* What to produce *
Find the lines holding the word "يمكنك" and collect them.

--- start of Data entries ---

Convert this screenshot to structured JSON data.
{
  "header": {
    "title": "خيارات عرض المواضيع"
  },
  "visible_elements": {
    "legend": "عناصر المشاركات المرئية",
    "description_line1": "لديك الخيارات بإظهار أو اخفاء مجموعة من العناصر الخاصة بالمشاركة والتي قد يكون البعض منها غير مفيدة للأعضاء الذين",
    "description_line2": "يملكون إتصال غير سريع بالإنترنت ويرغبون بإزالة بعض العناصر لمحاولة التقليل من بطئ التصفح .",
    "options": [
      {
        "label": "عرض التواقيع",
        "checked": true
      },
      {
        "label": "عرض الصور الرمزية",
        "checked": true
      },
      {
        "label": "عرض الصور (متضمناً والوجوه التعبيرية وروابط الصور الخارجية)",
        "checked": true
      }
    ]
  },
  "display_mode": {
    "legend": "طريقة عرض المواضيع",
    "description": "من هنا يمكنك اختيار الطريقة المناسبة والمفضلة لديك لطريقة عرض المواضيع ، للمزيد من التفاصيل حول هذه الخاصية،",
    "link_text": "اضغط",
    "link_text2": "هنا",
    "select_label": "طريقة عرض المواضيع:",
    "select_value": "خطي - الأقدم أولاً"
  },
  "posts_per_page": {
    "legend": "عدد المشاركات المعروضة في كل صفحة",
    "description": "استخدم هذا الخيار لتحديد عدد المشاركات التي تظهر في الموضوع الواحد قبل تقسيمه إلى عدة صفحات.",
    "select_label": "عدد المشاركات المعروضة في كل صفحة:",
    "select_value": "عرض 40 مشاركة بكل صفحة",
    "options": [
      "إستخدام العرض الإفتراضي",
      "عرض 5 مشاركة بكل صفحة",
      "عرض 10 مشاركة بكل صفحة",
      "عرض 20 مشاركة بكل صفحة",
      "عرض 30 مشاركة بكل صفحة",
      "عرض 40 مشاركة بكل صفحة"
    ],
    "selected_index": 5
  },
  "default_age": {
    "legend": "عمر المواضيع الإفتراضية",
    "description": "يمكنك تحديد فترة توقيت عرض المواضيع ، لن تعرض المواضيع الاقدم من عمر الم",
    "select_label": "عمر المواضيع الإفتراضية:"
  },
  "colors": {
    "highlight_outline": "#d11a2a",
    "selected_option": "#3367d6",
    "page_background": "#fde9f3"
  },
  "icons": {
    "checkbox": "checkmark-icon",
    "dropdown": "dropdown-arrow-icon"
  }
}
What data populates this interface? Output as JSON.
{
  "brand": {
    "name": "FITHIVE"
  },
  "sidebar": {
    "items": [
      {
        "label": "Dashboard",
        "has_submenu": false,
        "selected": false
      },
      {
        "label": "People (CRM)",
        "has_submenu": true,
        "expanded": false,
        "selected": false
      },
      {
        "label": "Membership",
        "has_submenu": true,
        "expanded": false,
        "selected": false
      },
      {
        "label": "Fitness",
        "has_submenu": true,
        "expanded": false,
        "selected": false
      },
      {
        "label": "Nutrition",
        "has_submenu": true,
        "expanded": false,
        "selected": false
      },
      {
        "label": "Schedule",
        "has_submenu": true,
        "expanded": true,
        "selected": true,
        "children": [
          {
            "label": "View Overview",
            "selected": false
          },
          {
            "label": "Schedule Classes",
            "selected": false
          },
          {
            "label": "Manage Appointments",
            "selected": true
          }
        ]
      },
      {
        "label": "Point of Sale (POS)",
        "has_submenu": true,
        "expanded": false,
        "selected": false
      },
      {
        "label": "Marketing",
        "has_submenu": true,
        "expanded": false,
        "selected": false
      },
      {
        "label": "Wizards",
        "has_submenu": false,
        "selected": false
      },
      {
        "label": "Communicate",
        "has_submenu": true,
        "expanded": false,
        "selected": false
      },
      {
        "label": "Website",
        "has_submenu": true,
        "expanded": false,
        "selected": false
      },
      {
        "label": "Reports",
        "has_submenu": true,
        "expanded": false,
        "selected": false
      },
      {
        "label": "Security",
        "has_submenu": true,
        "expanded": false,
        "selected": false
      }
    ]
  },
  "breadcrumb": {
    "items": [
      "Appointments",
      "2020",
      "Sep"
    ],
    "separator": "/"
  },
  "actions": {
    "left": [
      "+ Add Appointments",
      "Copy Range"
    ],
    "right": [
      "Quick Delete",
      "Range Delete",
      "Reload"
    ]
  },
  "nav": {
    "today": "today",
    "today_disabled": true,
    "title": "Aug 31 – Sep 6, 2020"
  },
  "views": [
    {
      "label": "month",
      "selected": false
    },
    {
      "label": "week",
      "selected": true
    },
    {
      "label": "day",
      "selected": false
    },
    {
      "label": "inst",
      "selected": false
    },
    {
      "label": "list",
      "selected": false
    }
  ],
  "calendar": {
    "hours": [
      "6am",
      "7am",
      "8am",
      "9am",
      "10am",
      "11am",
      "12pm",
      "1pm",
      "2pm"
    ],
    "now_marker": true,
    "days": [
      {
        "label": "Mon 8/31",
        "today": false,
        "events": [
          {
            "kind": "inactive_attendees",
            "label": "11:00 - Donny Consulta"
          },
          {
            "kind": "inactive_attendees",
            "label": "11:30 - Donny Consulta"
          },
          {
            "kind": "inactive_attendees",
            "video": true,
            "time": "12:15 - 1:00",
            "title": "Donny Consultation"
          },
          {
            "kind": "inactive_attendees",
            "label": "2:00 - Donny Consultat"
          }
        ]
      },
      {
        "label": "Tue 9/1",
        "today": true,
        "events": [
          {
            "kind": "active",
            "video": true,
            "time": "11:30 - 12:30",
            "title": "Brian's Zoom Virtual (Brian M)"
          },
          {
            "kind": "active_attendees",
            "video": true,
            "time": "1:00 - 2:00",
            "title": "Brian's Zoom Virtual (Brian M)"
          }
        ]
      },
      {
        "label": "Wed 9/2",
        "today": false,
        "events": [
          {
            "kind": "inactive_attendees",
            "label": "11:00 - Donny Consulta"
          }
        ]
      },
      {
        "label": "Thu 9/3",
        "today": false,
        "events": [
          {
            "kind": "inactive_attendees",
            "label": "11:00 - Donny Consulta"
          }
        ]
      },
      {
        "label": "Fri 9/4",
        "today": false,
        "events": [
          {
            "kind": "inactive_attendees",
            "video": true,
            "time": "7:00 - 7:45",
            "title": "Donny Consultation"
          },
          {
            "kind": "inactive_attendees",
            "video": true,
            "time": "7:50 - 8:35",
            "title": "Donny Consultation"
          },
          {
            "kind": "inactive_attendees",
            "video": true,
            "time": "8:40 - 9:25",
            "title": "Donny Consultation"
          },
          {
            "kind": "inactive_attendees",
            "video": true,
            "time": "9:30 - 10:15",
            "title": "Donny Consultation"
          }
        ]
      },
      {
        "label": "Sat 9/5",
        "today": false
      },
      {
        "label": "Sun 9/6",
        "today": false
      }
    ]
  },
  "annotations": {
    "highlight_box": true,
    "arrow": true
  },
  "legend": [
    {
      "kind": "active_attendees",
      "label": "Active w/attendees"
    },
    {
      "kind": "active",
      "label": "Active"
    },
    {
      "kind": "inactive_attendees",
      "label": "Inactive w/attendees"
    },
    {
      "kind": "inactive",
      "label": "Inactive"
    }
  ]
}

--- end of Data entries ---

* Answer to the problem *
    "description": "من هنا يمكنك اختيار الطريقة المناسبة والمفضلة لديك لطريقة عرض المواضيع ، للمزيد من التفاصيل حول هذه الخاصية،",
    "description": "يمكنك تحديد فترة توقيت عرض المواضيع ، لن تعرض المواضيع الاقدم من عمر الم",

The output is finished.